Data supplied:
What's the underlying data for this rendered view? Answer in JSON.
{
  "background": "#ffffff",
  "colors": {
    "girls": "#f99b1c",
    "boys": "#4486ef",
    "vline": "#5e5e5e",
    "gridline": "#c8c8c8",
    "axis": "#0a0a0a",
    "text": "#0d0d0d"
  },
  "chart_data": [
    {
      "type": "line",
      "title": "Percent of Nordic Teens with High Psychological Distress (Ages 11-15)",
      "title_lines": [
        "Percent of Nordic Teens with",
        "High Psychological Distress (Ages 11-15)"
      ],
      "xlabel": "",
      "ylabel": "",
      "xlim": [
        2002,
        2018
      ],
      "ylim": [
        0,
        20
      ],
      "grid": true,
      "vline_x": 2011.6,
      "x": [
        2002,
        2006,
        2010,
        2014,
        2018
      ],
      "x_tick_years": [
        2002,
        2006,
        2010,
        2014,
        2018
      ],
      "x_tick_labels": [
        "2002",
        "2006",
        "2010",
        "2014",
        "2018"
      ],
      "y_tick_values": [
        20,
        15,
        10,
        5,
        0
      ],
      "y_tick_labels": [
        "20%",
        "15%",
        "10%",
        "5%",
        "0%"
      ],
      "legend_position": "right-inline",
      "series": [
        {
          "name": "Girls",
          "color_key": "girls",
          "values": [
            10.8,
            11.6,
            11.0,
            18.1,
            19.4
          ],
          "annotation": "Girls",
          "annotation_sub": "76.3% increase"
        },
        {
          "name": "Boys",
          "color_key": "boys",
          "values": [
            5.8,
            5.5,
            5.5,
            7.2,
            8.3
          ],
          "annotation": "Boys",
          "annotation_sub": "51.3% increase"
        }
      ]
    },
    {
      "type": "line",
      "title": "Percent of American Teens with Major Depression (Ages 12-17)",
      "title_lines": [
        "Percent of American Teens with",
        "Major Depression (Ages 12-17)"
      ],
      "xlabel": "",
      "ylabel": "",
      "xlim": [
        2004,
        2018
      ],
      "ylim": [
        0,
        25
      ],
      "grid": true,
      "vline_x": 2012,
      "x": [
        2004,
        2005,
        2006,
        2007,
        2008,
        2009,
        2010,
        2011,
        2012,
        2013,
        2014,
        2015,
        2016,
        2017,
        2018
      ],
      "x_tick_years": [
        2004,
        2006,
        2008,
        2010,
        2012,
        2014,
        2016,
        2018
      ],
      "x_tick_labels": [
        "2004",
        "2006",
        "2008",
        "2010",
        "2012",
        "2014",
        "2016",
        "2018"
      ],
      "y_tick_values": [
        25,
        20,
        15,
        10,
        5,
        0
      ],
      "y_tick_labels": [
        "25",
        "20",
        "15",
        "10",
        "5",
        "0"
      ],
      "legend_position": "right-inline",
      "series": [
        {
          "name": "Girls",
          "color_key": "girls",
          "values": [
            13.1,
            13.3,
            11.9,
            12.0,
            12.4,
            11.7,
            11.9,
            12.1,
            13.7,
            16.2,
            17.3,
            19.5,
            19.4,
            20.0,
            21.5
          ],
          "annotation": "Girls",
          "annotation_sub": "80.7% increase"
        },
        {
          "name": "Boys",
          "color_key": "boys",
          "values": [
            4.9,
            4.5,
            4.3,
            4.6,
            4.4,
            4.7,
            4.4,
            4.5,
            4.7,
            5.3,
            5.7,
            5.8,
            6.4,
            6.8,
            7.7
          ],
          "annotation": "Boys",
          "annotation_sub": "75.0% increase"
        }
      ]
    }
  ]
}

What to produce: Repeat the entries exactly, all of them.

Output for this exercise:
What's the underlying data for this rendered view? Answer in JSON.
{
  "background": "#ffffff",
  "colors": {
    "girls": "#f99b1c",
    "boys": "#4486ef",
    "vline": "#5e5e5e",
    "gridline": "#c8c8c8",
    "axis": "#0a0a0a",
    "text": "#0d0d0d"
  },
  "chart_data": [
    {
      "type": "line",
      "title": "Percent of Nordic Teens with High Psychological Distress (Ages 11-15)",
      "title_lines": [
        "Percent of Nordic Teens with",
        "High Psychological Distress (Ages 11-15)"
      ],
      "xlabel": "",
      "ylabel": "",
      "xlim": [
        2002,
        2018
      ],
      "ylim": [
        0,
        20
      ],
      "grid": true,
      "vline_x": 2011.6,
      "x": [
        2002,
        2006,
        2010,
        2014,
        2018
      ],
      "x_tick_years": [
        2002,
        2006,
        2010,
        2014,
        2018
      ],
      "x_tick_labels": [
        "2002",
        "2006",
        "2010",
        "2014",
        "2018"
      ],
      "y_tick_values": [
        20,
        15,
        10,
        5,
        0
      ],
      "y_tick_labels": [
        "20%",
        "15%",
        "10%",
        "5%",
        "0%"
      ],
      "legend_position": "right-inline",
      "series": [
        {
          "name": "Girls",
          "color_key": "girls",
          "values": [
            10.8,
            11.6,
            11.0,
            18.1,
            19.4
          ],
          "annotation": "Girls",
          "annotation_sub": "76.3% increase"
        },
        {
          "name": "Boys",
          "color_key": "boys",
          "values": [
            5.8,
            5.5,
            5.5,
            7.2,
            8.3
          ],
          "annotation": "Boys",
          "annotation_sub": "51.3% increase"
        }
      ]
    },
    {
      "type": "line",
      "title": "Percent of American Teens with Major Depression (Ages 12-17)",
      "title_lines": [
        "Percent of American Teens with",
        "Major Depression (Ages 12-17)"
      ],
      "xlabel": "",
      "ylabel": "",
      "xlim": [
        2004,
        2018
      ],
      "ylim": [
        0,
        25
      ],
      "grid": true,
      "vline_x": 2012,
      "x": [
        2004,
        2005,
        2006,
        2007,
        2008,
        2009,
        2010,
        2011,
        2012,
        2013,
        2014,
        2015,
        2016,
        2017,
        2018
      ],
      "x_tick_years": [
        2004,
        2006,
        2008,
        2010,
        2012,
        2014,
        2016,
        2018
      ],
      "x_tick_labels": [
        "2004",
        "2006",
        "2008",
        "2010",
        "2012",
        "2014",
        "2016",
        "2018"
      ],
      "y_tick_values": [
        25,
        20,
        15,
        10,
        5,
        0
      ],
      "y_tick_labels": [
        "25",
        "20",
        "15",
        "10",
        "5",
        "0"
      ],
      "legend_position": "right-inline",
      "series": [
        {
          "name": "Girls",
          "color_key": "girls",
          "values": [
            13.1,
            13.3,
            11.9,
            12.0,
            12.4,
            11.7,
            11.9,
            12.1,
            13.7,
            16.2,
            17.3,
            19.5,
            19.4,
            20.0,
            21.5
          ],
          "annotation": "Girls",
          "annotation_sub": "80.7% increase"
        },
        {
          "name": "Boys",
          "color_key": "boys",
          "values": [
            4.9,
            4.5,
            4.3,
            4.6,
            4.4,
            4.7,
            4.4,
            4.5,
            4.7,
            5.3,
            5.7,
            5.8,
            6.4,
            6.8,
            7.7
          ],
          "annotation": "Boys",
          "annotation_sub": "75.0% increase"
        }
      ]
    }
  ]
}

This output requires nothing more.